Text:
========
Idiot’s Guide to Publishing

  • all scifi community on genie network at the time
  • doctorow hadn’t written a novel yet, so got karl involved
  • patrick: liked it because it was very practical
  • rejectomancy: shouldn’t read too much into rejections; form rejection could be from someone that loved it but didn’t have time, personal could be from someone that doesn’t like the story but likes you personally
  • schroeder: never sold any short stories to the magazines, has only ever sold stories to anthologies
  • at the time, discussion over ebooks concerned fact that they never go out of print, so publishers argue that they don’t have to revert the rights to the author
  • would not try to write today, because has no idea how to get into the field now

Nifty Narrative Tricks

  • bear: what character is like matters less than how you handle the character
  • kowal: people want the familiar in the strange; familiar makes you feel smart, the strange is compelling; when have character engaged in activity or emotion that readers find familiar, then when i engage them in something weird they already have a hook
  • kelly: characterize people by what they own. before walking them on stage, go into their room, or their car: what’s there? is it messy? neat? what’s hanging on the walls? bonus: gives you things to use later in the plot
  • walton: writers get some things for free, and some things they have to learn; easy to teach the things you learned, but almost impossible to teach the things you got for free; she got interesting characters for free, so…story is contract with reader, try to get what story is right up front so reader doesn’t feel betrayed
  • bear: beginning writers make mistake of writing passive characters
  • bear: give the character something to love; instantly makes them more engaging
  • gould: best way to intro tech is to show it when it breaks down; very engaging to intro character when frustrated
  • kowal: frustration will show what character wants, what they love, and give you a measure of their competence
  • kowal: figure out what character wants, and smartest way for them to get it, and then you block off that way (and keep blocking off ways)
========
[Items from a data source]
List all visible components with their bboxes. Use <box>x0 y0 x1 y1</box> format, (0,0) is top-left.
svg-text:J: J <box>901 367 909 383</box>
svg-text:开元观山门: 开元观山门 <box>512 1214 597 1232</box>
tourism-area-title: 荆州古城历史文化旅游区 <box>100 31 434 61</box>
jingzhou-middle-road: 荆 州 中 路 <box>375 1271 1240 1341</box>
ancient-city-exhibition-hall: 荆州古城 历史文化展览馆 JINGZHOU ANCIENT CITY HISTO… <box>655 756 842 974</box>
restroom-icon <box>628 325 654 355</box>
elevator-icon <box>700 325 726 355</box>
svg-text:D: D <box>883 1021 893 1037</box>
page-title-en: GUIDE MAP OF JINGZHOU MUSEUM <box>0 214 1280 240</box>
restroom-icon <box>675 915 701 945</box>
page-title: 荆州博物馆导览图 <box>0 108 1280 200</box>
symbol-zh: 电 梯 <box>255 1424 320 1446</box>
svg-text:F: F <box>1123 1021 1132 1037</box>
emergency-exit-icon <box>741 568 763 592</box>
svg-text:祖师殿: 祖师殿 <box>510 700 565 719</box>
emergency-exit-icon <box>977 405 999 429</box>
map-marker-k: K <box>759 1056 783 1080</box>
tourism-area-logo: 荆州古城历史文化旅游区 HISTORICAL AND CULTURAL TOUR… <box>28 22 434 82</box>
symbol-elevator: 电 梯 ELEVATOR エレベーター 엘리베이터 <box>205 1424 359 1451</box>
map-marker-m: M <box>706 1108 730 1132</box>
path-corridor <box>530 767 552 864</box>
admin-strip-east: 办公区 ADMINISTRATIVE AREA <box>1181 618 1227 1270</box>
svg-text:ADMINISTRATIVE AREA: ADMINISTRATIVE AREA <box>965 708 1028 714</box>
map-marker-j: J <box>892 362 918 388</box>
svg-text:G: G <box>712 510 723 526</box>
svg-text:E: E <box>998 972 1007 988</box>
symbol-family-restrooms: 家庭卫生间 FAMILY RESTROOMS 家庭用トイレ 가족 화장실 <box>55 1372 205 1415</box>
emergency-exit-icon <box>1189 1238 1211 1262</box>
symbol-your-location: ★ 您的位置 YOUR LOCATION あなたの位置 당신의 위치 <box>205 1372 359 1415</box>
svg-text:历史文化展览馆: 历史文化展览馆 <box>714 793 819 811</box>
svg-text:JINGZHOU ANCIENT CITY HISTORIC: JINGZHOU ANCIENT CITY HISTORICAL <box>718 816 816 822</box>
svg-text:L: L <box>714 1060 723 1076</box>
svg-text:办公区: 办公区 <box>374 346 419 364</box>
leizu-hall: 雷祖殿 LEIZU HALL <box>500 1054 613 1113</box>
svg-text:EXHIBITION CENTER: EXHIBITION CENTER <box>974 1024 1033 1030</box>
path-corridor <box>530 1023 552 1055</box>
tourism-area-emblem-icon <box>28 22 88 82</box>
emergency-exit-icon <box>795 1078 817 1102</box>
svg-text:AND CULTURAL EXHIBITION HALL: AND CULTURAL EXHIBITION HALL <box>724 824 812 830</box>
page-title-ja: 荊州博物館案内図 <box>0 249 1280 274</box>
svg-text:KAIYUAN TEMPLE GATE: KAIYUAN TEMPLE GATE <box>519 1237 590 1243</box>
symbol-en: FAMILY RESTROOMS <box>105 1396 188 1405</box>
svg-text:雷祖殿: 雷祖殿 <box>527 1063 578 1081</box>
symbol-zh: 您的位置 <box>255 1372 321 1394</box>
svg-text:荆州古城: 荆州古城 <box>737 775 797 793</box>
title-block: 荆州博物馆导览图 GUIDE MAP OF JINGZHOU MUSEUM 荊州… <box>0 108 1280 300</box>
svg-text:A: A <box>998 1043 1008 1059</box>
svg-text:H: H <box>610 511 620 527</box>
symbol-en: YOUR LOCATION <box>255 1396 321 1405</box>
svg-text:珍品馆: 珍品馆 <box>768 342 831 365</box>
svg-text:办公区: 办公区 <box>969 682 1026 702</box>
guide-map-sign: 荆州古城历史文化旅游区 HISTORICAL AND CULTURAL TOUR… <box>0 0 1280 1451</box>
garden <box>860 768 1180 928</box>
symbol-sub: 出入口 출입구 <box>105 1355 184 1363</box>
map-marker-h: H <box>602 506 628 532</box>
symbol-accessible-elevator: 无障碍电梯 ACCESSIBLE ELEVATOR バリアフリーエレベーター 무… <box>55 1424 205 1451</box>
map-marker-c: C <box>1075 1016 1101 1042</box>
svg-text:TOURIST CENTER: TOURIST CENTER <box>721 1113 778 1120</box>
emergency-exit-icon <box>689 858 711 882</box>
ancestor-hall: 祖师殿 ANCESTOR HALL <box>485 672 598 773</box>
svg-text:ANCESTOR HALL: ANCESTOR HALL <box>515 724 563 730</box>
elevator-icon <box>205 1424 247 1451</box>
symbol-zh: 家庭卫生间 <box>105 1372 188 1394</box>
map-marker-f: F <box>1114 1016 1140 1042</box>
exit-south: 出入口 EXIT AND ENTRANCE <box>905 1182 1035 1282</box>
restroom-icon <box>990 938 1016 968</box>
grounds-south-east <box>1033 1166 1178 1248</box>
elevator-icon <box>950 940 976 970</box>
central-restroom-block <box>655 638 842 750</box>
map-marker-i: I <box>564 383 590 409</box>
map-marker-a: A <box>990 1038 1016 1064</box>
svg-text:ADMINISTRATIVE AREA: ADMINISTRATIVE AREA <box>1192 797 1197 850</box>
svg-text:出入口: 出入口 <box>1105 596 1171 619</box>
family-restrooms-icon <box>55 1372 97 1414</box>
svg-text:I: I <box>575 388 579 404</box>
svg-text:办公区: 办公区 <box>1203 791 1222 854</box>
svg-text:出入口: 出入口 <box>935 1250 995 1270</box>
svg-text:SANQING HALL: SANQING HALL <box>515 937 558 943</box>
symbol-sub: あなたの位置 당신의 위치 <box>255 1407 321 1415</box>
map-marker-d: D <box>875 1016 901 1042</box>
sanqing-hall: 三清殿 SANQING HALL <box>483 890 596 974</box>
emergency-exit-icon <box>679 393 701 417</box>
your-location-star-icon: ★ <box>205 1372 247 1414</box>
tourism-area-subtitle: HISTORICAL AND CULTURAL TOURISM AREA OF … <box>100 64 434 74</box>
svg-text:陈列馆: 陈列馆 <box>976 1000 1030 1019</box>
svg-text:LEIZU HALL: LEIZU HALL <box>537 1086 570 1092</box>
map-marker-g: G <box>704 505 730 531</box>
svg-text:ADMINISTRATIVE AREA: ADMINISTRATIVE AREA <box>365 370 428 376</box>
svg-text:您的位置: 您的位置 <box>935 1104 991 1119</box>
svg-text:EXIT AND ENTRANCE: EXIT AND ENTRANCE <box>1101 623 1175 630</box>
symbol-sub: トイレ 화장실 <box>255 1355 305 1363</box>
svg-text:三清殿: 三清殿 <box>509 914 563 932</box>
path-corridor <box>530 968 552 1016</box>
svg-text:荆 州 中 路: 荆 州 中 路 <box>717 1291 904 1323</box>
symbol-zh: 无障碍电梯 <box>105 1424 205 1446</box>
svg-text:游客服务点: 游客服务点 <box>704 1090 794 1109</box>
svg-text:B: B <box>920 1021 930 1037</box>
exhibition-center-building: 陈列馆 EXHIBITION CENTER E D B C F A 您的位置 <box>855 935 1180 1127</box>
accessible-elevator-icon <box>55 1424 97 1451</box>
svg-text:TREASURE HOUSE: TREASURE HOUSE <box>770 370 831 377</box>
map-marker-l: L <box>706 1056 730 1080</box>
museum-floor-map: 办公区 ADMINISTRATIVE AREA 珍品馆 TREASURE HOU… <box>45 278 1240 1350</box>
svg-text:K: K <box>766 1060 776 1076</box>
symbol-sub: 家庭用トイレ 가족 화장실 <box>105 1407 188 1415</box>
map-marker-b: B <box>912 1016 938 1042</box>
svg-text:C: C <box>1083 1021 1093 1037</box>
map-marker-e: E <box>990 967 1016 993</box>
========
Required actions:
a) Summarize the panel notes in two sentences.
b) According to the panel notes, where has schroeder sold stories?
c) Please continue the panel notes on writing from the last bullet shown.

In response:
a) The panel notes record a publishing discussion, with advice not to read too much into rejections and a point that publishers argued they need not revert ebook rights to authors because ebooks never go out of print. They also gather narrative tips, such as giving readers the familiar in the strange, characterizing people by what they own, and introducing a character who is frustrated.

b) Schroeder has only ever sold stories to anthologies, never to the magazines.

c)
  • walton: __ starts with character really having to go to the bathroom while giving speech on history; is pure exposition but you don’t care because you sympathize with having to use the restroom
  • walton: farmer in the sky (heinlein) has similar trick, with tons of worldbuilding done in describing a father and son making dinner
  • term: incluing
  • kelly: how can you tell beginning from middle from end? beginning -> middle: character goes through one way door, and can’t get back to the start; middle -> end: character goes through another one-way door, and story has to end one way or another
  • kowal: stakes are something particular to the character; we’re all going to die, so death is not great stakes; “you’re going to lose your right foot” is more personal
  • kowal: focus indicates thought; what you’re looking at is what you’re thinking about; rhythm and breath: same action at different speed gives you different emotion; how long you linger on something shows how important it is to the character
  • walton: pacing very different between genres; same story told at different pacing can change the genre of the book
  • kelly: look at the story; if you see a section of solid text or solid dialog, that’s probably a pacing problem
  • common mistakes?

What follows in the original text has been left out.